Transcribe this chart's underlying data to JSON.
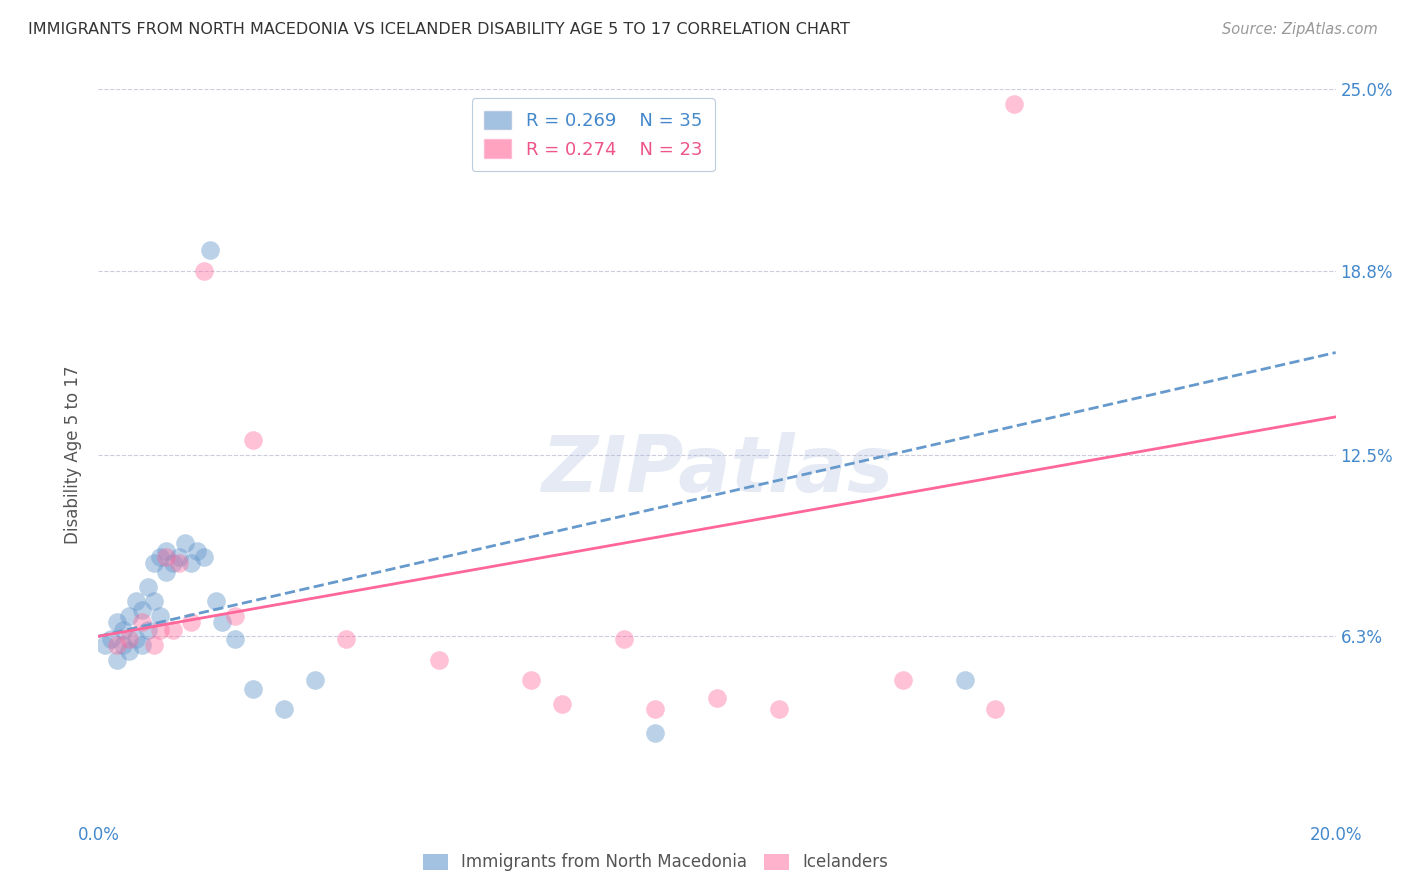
{
  "title": "IMMIGRANTS FROM NORTH MACEDONIA VS ICELANDER DISABILITY AGE 5 TO 17 CORRELATION CHART",
  "source": "Source: ZipAtlas.com",
  "ylabel": "Disability Age 5 to 17",
  "xlim": [
    0.0,
    0.2
  ],
  "ylim": [
    0.0,
    0.25
  ],
  "xticks": [
    0.0,
    0.04,
    0.08,
    0.12,
    0.16,
    0.2
  ],
  "xticklabels": [
    "0.0%",
    "",
    "",
    "",
    "",
    "20.0%"
  ],
  "yticks": [
    0.063,
    0.125,
    0.188,
    0.25
  ],
  "yticklabels": [
    "6.3%",
    "12.5%",
    "18.8%",
    "25.0%"
  ],
  "legend_r1": "R = 0.269",
  "legend_n1": "N = 35",
  "legend_r2": "R = 0.274",
  "legend_n2": "N = 23",
  "color_blue": "#6699CC",
  "color_pink": "#FF6699",
  "color_blue_text": "#4488CC",
  "color_pink_text": "#EE5588",
  "watermark": "ZIPatlas",
  "blue_scatter_x": [
    0.001,
    0.002,
    0.003,
    0.003,
    0.004,
    0.004,
    0.005,
    0.005,
    0.006,
    0.006,
    0.007,
    0.007,
    0.008,
    0.008,
    0.009,
    0.009,
    0.01,
    0.01,
    0.011,
    0.011,
    0.012,
    0.013,
    0.014,
    0.015,
    0.016,
    0.017,
    0.018,
    0.019,
    0.02,
    0.022,
    0.025,
    0.03,
    0.035,
    0.09,
    0.14
  ],
  "blue_scatter_y": [
    0.06,
    0.062,
    0.055,
    0.068,
    0.06,
    0.065,
    0.058,
    0.07,
    0.062,
    0.075,
    0.06,
    0.072,
    0.08,
    0.065,
    0.075,
    0.088,
    0.07,
    0.09,
    0.085,
    0.092,
    0.088,
    0.09,
    0.095,
    0.088,
    0.092,
    0.09,
    0.195,
    0.075,
    0.068,
    0.062,
    0.045,
    0.038,
    0.048,
    0.03,
    0.048
  ],
  "pink_scatter_x": [
    0.003,
    0.005,
    0.007,
    0.009,
    0.01,
    0.011,
    0.012,
    0.013,
    0.015,
    0.017,
    0.022,
    0.025,
    0.04,
    0.055,
    0.07,
    0.075,
    0.085,
    0.09,
    0.1,
    0.11,
    0.13,
    0.145,
    0.148
  ],
  "pink_scatter_y": [
    0.06,
    0.062,
    0.068,
    0.06,
    0.065,
    0.09,
    0.065,
    0.088,
    0.068,
    0.188,
    0.07,
    0.13,
    0.062,
    0.055,
    0.048,
    0.04,
    0.062,
    0.038,
    0.042,
    0.038,
    0.048,
    0.038,
    0.245
  ],
  "blue_line_x": [
    0.0,
    0.2
  ],
  "blue_line_y": [
    0.063,
    0.16
  ],
  "pink_line_x": [
    0.0,
    0.2
  ],
  "pink_line_y": [
    0.063,
    0.138
  ],
  "grid_color": "#CCCCDD",
  "background_color": "#FFFFFF"
}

++++

→ **Objective**
Copy the entries above faithfully and omit every image.

→ **Solution to this exercise**
Transcribe this chart's underlying data to JSON.
{
  "title": "IMMIGRANTS FROM NORTH MACEDONIA VS ICELANDER DISABILITY AGE 5 TO 17 CORRELATION CHART",
  "source": "Source: ZipAtlas.com",
  "ylabel": "Disability Age 5 to 17",
  "xlim": [
    0.0,
    0.2
  ],
  "ylim": [
    0.0,
    0.25
  ],
  "xticks": [
    0.0,
    0.04,
    0.08,
    0.12,
    0.16,
    0.2
  ],
  "xticklabels": [
    "0.0%",
    "",
    "",
    "",
    "",
    "20.0%"
  ],
  "yticks": [
    0.063,
    0.125,
    0.188,
    0.25
  ],
  "yticklabels": [
    "6.3%",
    "12.5%",
    "18.8%",
    "25.0%"
  ],
  "legend_r1": "R = 0.269",
  "legend_n1": "N = 35",
  "legend_r2": "R = 0.274",
  "legend_n2": "N = 23",
  "color_blue": "#6699CC",
  "color_pink": "#FF6699",
  "color_blue_text": "#4488CC",
  "color_pink_text": "#EE5588",
  "watermark": "ZIPatlas",
  "blue_scatter_x": [
    0.001,
    0.002,
    0.003,
    0.003,
    0.004,
    0.004,
    0.005,
    0.005,
    0.006,
    0.006,
    0.007,
    0.007,
    0.008,
    0.008,
    0.009,
    0.009,
    0.01,
    0.01,
    0.011,
    0.011,
    0.012,
    0.013,
    0.014,
    0.015,
    0.016,
    0.017,
    0.018,
    0.019,
    0.02,
    0.022,
    0.025,
    0.03,
    0.035,
    0.09,
    0.14
  ],
  "blue_scatter_y": [
    0.06,
    0.062,
    0.055,
    0.068,
    0.06,
    0.065,
    0.058,
    0.07,
    0.062,
    0.075,
    0.06,
    0.072,
    0.08,
    0.065,
    0.075,
    0.088,
    0.07,
    0.09,
    0.085,
    0.092,
    0.088,
    0.09,
    0.095,
    0.088,
    0.092,
    0.09,
    0.195,
    0.075,
    0.068,
    0.062,
    0.045,
    0.038,
    0.048,
    0.03,
    0.048
  ],
  "pink_scatter_x": [
    0.003,
    0.005,
    0.007,
    0.009,
    0.01,
    0.011,
    0.012,
    0.013,
    0.015,
    0.017,
    0.022,
    0.025,
    0.04,
    0.055,
    0.07,
    0.075,
    0.085,
    0.09,
    0.1,
    0.11,
    0.13,
    0.145,
    0.148
  ],
  "pink_scatter_y": [
    0.06,
    0.062,
    0.068,
    0.06,
    0.065,
    0.09,
    0.065,
    0.088,
    0.068,
    0.188,
    0.07,
    0.13,
    0.062,
    0.055,
    0.048,
    0.04,
    0.062,
    0.038,
    0.042,
    0.038,
    0.048,
    0.038,
    0.245
  ],
  "blue_line_x": [
    0.0,
    0.2
  ],
  "blue_line_y": [
    0.063,
    0.16
  ],
  "pink_line_x": [
    0.0,
    0.2
  ],
  "pink_line_y": [
    0.063,
    0.138
  ],
  "grid_color": "#CCCCDD",
  "background_color": "#FFFFFF"
}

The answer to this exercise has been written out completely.